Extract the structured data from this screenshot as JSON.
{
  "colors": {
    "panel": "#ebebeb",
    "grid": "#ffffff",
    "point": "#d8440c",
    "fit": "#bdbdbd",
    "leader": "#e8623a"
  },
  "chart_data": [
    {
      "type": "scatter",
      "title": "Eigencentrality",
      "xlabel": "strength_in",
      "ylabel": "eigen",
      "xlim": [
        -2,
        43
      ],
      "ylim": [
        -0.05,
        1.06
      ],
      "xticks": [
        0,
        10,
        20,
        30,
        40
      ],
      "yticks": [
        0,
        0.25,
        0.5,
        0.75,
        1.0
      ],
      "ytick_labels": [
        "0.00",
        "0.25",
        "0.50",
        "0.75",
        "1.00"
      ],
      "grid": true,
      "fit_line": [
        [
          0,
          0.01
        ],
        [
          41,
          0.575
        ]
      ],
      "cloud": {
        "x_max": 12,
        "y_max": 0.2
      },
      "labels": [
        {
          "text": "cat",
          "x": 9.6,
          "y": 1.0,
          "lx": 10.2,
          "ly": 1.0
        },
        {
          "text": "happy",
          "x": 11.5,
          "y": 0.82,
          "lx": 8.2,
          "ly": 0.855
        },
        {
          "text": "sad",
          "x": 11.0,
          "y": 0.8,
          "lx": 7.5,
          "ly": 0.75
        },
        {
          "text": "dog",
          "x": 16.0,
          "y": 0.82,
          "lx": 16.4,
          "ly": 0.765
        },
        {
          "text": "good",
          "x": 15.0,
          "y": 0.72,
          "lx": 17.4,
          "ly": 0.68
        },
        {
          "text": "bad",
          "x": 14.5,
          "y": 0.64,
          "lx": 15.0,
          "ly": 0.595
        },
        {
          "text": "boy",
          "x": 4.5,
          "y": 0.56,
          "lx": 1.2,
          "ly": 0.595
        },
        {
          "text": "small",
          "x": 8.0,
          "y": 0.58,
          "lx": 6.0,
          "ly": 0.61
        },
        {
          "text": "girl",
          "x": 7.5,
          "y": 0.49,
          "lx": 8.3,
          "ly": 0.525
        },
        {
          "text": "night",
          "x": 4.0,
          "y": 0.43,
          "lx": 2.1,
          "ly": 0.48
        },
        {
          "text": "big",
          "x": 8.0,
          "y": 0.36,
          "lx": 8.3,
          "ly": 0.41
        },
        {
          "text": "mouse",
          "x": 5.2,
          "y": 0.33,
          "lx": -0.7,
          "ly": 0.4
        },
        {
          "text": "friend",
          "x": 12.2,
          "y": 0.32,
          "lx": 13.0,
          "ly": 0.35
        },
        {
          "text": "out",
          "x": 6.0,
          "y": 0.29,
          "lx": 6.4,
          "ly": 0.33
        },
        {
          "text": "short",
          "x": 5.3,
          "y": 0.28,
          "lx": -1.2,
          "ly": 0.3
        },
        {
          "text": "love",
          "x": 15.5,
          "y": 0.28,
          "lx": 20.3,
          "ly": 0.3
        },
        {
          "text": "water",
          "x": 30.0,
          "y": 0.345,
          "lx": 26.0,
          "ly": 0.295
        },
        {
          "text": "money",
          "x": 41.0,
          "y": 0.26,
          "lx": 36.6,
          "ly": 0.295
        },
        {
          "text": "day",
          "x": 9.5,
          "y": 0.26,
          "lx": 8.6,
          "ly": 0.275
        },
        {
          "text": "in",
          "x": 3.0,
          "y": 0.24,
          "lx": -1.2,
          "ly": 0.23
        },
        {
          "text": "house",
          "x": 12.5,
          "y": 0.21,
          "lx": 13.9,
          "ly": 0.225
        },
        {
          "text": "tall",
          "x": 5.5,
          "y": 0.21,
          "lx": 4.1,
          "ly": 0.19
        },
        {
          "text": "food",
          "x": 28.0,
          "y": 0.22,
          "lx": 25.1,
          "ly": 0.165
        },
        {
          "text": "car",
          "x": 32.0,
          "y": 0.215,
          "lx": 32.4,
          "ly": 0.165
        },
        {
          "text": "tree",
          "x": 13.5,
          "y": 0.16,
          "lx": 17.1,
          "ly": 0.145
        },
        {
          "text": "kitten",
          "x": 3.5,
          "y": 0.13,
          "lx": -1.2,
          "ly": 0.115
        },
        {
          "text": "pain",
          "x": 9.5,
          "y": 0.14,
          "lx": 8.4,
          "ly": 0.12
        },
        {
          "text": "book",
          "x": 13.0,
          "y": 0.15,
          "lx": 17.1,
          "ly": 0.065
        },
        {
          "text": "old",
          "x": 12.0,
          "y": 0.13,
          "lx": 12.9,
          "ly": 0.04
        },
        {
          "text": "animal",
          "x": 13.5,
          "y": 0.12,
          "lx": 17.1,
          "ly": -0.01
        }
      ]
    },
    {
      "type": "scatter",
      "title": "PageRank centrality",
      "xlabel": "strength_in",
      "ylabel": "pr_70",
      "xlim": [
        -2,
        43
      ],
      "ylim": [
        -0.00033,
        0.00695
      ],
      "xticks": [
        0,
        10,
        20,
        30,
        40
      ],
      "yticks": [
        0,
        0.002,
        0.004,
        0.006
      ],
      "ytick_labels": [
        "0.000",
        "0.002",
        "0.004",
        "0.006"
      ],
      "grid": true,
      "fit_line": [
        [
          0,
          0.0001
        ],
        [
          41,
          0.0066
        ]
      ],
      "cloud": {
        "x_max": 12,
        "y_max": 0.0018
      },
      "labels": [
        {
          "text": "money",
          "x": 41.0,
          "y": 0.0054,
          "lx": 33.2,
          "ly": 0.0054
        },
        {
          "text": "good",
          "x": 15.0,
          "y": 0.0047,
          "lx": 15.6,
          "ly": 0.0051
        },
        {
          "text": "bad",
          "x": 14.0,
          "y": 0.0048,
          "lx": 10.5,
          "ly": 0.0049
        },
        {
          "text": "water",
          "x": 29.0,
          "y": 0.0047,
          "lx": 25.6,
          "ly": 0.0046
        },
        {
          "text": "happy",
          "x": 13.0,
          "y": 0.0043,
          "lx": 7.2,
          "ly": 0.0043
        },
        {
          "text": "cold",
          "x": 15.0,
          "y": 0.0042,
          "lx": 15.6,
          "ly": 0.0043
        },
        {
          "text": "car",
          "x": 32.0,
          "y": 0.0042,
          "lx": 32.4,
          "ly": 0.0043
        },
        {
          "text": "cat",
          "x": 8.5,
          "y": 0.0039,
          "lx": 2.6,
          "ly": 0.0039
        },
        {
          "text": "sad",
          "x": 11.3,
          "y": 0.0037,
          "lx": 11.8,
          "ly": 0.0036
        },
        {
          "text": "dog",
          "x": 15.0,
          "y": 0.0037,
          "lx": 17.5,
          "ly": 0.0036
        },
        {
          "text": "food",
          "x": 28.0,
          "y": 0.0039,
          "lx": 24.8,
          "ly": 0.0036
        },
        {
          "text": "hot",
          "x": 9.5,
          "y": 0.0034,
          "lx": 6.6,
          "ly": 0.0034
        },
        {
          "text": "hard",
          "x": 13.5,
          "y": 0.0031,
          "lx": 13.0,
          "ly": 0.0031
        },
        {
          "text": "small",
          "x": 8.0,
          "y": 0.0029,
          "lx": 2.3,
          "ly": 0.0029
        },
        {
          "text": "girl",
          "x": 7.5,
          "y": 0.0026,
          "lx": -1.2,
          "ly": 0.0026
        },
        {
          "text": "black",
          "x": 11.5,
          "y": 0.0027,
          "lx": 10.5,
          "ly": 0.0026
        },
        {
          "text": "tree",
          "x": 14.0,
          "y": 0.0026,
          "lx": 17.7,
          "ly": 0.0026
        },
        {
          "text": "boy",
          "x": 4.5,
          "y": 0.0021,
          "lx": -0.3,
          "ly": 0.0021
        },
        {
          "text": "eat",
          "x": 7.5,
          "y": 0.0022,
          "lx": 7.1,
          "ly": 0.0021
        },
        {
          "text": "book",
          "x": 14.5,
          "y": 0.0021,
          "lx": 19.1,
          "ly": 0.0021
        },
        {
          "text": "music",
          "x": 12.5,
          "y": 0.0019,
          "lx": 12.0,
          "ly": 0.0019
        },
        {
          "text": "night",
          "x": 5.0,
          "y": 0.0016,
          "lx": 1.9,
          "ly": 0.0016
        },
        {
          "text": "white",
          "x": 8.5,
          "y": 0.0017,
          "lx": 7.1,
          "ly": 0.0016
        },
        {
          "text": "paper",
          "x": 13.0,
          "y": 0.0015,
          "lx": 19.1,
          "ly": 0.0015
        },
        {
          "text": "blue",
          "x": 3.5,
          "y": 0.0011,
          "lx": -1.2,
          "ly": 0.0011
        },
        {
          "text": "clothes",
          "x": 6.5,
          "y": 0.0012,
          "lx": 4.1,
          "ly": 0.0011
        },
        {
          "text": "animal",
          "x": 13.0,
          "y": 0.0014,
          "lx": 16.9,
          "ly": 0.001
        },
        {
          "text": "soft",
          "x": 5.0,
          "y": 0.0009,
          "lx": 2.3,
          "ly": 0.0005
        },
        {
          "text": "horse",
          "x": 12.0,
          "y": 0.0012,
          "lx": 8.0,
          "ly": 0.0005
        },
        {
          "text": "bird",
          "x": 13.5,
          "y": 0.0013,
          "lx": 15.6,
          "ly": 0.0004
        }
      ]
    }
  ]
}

What to produce :: Gather and return every line that holds the string "title".

The completed task ::
      "title": "Eigencentrality",
      "title": "PageRank centrality",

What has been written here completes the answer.